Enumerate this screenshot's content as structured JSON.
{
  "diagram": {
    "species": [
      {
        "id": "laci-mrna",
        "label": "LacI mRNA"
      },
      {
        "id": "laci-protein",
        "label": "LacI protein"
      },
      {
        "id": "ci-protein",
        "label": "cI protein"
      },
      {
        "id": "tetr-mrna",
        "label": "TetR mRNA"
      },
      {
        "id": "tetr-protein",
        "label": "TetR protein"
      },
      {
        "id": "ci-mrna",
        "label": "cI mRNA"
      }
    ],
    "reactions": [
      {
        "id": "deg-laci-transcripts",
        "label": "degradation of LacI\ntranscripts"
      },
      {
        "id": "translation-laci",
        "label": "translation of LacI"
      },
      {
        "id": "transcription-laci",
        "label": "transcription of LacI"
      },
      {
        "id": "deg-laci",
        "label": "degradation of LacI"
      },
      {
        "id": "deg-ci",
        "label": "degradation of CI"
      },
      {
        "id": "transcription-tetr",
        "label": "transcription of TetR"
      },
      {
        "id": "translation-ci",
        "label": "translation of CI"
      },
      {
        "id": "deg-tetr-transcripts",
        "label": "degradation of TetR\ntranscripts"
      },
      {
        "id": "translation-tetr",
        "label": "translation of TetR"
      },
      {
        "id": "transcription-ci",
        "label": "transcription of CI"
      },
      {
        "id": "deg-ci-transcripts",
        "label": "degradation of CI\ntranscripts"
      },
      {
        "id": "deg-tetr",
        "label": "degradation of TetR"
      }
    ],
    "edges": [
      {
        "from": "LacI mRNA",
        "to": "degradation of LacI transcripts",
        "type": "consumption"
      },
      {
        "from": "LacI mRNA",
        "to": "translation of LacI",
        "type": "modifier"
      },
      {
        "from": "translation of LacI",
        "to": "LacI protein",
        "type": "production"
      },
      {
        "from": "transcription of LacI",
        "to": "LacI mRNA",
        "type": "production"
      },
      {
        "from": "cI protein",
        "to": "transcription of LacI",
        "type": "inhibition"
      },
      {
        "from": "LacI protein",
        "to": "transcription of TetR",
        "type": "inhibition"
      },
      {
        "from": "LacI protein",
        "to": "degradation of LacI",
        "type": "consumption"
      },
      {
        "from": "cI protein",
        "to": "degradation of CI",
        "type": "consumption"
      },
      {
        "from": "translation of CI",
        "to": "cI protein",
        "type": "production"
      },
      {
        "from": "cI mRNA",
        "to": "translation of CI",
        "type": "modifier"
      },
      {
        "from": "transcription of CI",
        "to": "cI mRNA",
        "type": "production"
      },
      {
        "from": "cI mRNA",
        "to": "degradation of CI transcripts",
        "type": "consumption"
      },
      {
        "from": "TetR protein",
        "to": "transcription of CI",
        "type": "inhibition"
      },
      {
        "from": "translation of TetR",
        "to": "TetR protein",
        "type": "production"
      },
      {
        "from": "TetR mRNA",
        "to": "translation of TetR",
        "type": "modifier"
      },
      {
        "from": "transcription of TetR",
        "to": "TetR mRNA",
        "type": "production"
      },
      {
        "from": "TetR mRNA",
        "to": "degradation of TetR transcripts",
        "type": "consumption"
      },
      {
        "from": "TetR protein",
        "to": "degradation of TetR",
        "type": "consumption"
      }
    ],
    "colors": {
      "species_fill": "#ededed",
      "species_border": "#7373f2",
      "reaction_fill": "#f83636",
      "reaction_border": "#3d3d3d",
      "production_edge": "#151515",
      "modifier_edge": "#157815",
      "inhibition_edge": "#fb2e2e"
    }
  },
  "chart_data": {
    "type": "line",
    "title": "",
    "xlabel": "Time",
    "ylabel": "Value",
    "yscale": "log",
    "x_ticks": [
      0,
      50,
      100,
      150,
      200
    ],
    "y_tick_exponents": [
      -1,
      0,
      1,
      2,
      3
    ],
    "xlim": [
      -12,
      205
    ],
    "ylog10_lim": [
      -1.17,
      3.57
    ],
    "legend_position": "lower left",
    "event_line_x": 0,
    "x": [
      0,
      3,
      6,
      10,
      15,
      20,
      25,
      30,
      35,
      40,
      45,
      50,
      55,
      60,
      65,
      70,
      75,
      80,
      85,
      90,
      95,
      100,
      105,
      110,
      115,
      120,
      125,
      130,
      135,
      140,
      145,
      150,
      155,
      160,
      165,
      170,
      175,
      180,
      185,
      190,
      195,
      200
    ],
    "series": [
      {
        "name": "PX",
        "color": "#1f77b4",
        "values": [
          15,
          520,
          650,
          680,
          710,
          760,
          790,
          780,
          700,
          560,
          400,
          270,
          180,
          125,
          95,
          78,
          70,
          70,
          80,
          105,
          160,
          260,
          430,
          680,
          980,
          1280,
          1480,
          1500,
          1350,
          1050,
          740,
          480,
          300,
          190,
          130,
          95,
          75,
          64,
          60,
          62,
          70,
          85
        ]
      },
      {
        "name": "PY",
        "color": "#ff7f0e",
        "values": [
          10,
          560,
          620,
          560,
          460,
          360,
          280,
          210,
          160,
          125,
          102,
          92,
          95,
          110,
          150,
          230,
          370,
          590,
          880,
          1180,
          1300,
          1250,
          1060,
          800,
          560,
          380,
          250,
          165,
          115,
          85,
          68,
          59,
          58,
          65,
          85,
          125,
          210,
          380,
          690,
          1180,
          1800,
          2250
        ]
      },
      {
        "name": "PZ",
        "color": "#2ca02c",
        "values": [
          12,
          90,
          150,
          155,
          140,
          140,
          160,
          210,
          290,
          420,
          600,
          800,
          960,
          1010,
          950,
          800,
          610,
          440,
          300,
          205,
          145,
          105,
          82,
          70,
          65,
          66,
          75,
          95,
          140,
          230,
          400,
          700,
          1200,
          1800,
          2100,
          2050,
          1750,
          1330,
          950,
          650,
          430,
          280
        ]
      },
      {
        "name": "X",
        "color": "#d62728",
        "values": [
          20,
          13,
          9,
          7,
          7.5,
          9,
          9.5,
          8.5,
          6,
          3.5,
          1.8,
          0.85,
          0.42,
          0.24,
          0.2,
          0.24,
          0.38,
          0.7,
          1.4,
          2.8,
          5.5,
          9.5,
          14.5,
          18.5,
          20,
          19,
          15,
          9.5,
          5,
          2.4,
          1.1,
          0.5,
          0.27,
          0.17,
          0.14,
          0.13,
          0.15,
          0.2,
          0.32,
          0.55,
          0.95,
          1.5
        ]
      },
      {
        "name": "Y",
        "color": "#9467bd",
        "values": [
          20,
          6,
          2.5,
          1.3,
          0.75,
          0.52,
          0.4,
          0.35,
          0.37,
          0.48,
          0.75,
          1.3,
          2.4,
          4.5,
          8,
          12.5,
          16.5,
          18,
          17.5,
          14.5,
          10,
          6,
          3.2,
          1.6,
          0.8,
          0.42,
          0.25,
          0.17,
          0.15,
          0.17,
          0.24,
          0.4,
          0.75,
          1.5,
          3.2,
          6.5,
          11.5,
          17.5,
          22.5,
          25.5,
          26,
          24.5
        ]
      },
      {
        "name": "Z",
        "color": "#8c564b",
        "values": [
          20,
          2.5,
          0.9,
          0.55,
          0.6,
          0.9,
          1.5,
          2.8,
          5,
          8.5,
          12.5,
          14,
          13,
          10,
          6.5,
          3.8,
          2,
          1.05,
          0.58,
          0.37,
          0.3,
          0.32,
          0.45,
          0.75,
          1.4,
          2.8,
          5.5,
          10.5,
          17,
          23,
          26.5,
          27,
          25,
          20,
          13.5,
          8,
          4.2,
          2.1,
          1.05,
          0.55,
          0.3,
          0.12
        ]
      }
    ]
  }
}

→ **ACTIVITY**: From top to bottom, reproduce the material exactly.

→ **RESPONSE AREA**:
Enumerate this screenshot's content as structured JSON.
{
  "diagram": {
    "species": [
      {
        "id": "laci-mrna",
        "label": "LacI mRNA"
      },
      {
        "id": "laci-protein",
        "label": "LacI protein"
      },
      {
        "id": "ci-protein",
        "label": "cI protein"
      },
      {
        "id": "tetr-mrna",
        "label": "TetR mRNA"
      },
      {
        "id": "tetr-protein",
        "label": "TetR protein"
      },
      {
        "id": "ci-mrna",
        "label": "cI mRNA"
      }
    ],
    "reactions": [
      {
        "id": "deg-laci-transcripts",
        "label": "degradation of LacI\ntranscripts"
      },
      {
        "id": "translation-laci",
        "label": "translation of LacI"
      },
      {
        "id": "transcription-laci",
        "label": "transcription of LacI"
      },
      {
        "id": "deg-laci",
        "label": "degradation of LacI"
      },
      {
        "id": "deg-ci",
        "label": "degradation of CI"
      },
      {
        "id": "transcription-tetr",
        "label": "transcription of TetR"
      },
      {
        "id": "translation-ci",
        "label": "translation of CI"
      },
      {
        "id": "deg-tetr-transcripts",
        "label": "degradation of TetR\ntranscripts"
      },
      {
        "id": "translation-tetr",
        "label": "translation of TetR"
      },
      {
        "id": "transcription-ci",
        "label": "transcription of CI"
      },
      {
        "id": "deg-ci-transcripts",
        "label": "degradation of CI\ntranscripts"
      },
      {
        "id": "deg-tetr",
        "label": "degradation of TetR"
      }
    ],
    "edges": [
      {
        "from": "LacI mRNA",
        "to": "degradation of LacI transcripts",
        "type": "consumption"
      },
      {
        "from": "LacI mRNA",
        "to": "translation of LacI",
        "type": "modifier"
      },
      {
        "from": "translation of LacI",
        "to": "LacI protein",
        "type": "production"
      },
      {
        "from": "transcription of LacI",
        "to": "LacI mRNA",
        "type": "production"
      },
      {
        "from": "cI protein",
        "to": "transcription of LacI",
        "type": "inhibition"
      },
      {
        "from": "LacI protein",
        "to": "transcription of TetR",
        "type": "inhibition"
      },
      {
        "from": "LacI protein",
        "to": "degradation of LacI",
        "type": "consumption"
      },
      {
        "from": "cI protein",
        "to": "degradation of CI",
        "type": "consumption"
      },
      {
        "from": "translation of CI",
        "to": "cI protein",
        "type": "production"
      },
      {
        "from": "cI mRNA",
        "to": "translation of CI",
        "type": "modifier"
      },
      {
        "from": "transcription of CI",
        "to": "cI mRNA",
        "type": "production"
      },
      {
        "from": "cI mRNA",
        "to": "degradation of CI transcripts",
        "type": "consumption"
      },
      {
        "from": "TetR protein",
        "to": "transcription of CI",
        "type": "inhibition"
      },
      {
        "from": "translation of TetR",
        "to": "TetR protein",
        "type": "production"
      },
      {
        "from": "TetR mRNA",
        "to": "translation of TetR",
        "type": "modifier"
      },
      {
        "from": "transcription of TetR",
        "to": "TetR mRNA",
        "type": "production"
      },
      {
        "from": "TetR mRNA",
        "to": "degradation of TetR transcripts",
        "type": "consumption"
      },
      {
        "from": "TetR protein",
        "to": "degradation of TetR",
        "type": "consumption"
      }
    ],
    "colors": {
      "species_fill": "#ededed",
      "species_border": "#7373f2",
      "reaction_fill": "#f83636",
      "reaction_border": "#3d3d3d",
      "production_edge": "#151515",
      "modifier_edge": "#157815",
      "inhibition_edge": "#fb2e2e"
    }
  },
  "chart_data": {
    "type": "line",
    "title": "",
    "xlabel": "Time",
    "ylabel": "Value",
    "yscale": "log",
    "x_ticks": [
      0,
      50,
      100,
      150,
      200
    ],
    "y_tick_exponents": [
      -1,
      0,
      1,
      2,
      3
    ],
    "xlim": [
      -12,
      205
    ],
    "ylog10_lim": [
      -1.17,
      3.57
    ],
    "legend_position": "lower left",
    "event_line_x": 0,
    "x": [
      0,
      3,
      6,
      10,
      15,
      20,
      25,
      30,
      35,
      40,
      45,
      50,
      55,
      60,
      65,
      70,
      75,
      80,
      85,
      90,
      95,
      100,
      105,
      110,
      115,
      120,
      125,
      130,
      135,
      140,
      145,
      150,
      155,
      160,
      165,
      170,
      175,
      180,
      185,
      190,
      195,
      200
    ],
    "series": [
      {
        "name": "PX",
        "color": "#1f77b4",
        "values": [
          15,
          520,
          650,
          680,
          710,
          760,
          790,
          780,
          700,
          560,
          400,
          270,
          180,
          125,
          95,
          78,
          70,
          70,
          80,
          105,
          160,
          260,
          430,
          680,
          980,
          1280,
          1480,
          1500,
          1350,
          1050,
          740,
          480,
          300,
          190,
          130,
          95,
          75,
          64,
          60,
          62,
          70,
          85
        ]
      },
      {
        "name": "PY",
        "color": "#ff7f0e",
        "values": [
          10,
          560,
          620,
          560,
          460,
          360,
          280,
          210,
          160,
          125,
          102,
          92,
          95,
          110,
          150,
          230,
          370,
          590,
          880,
          1180,
          1300,
          1250,
          1060,
          800,
          560,
          380,
          250,
          165,
          115,
          85,
          68,
          59,
          58,
          65,
          85,
          125,
          210,
          380,
          690,
          1180,
          1800,
          2250
        ]
      },
      {
        "name": "PZ",
        "color": "#2ca02c",
        "values": [
          12,
          90,
          150,
          155,
          140,
          140,
          160,
          210,
          290,
          420,
          600,
          800,
          960,
          1010,
          950,
          800,
          610,
          440,
          300,
          205,
          145,
          105,
          82,
          70,
          65,
          66,
          75,
          95,
          140,
          230,
          400,
          700,
          1200,
          1800,
          2100,
          2050,
          1750,
          1330,
          950,
          650,
          430,
          280
        ]
      },
      {
        "name": "X",
        "color": "#d62728",
        "values": [
          20,
          13,
          9,
          7,
          7.5,
          9,
          9.5,
          8.5,
          6,
          3.5,
          1.8,
          0.85,
          0.42,
          0.24,
          0.2,
          0.24,
          0.38,
          0.7,
          1.4,
          2.8,
          5.5,
          9.5,
          14.5,
          18.5,
          20,
          19,
          15,
          9.5,
          5,
          2.4,
          1.1,
          0.5,
          0.27,
          0.17,
          0.14,
          0.13,
          0.15,
          0.2,
          0.32,
          0.55,
          0.95,
          1.5
        ]
      },
      {
        "name": "Y",
        "color": "#9467bd",
        "values": [
          20,
          6,
          2.5,
          1.3,
          0.75,
          0.52,
          0.4,
          0.35,
          0.37,
          0.48,
          0.75,
          1.3,
          2.4,
          4.5,
          8,
          12.5,
          16.5,
          18,
          17.5,
          14.5,
          10,
          6,
          3.2,
          1.6,
          0.8,
          0.42,
          0.25,
          0.17,
          0.15,
          0.17,
          0.24,
          0.4,
          0.75,
          1.5,
          3.2,
          6.5,
          11.5,
          17.5,
          22.5,
          25.5,
          26,
          24.5
        ]
      },
      {
        "name": "Z",
        "color": "#8c564b",
        "values": [
          20,
          2.5,
          0.9,
          0.55,
          0.6,
          0.9,
          1.5,
          2.8,
          5,
          8.5,
          12.5,
          14,
          13,
          10,
          6.5,
          3.8,
          2,
          1.05,
          0.58,
          0.37,
          0.3,
          0.32,
          0.45,
          0.75,
          1.4,
          2.8,
          5.5,
          10.5,
          17,
          23,
          26.5,
          27,
          25,
          20,
          13.5,
          8,
          4.2,
          2.1,
          1.05,
          0.55,
          0.3,
          0.12
        ]
      }
    ]
  }
}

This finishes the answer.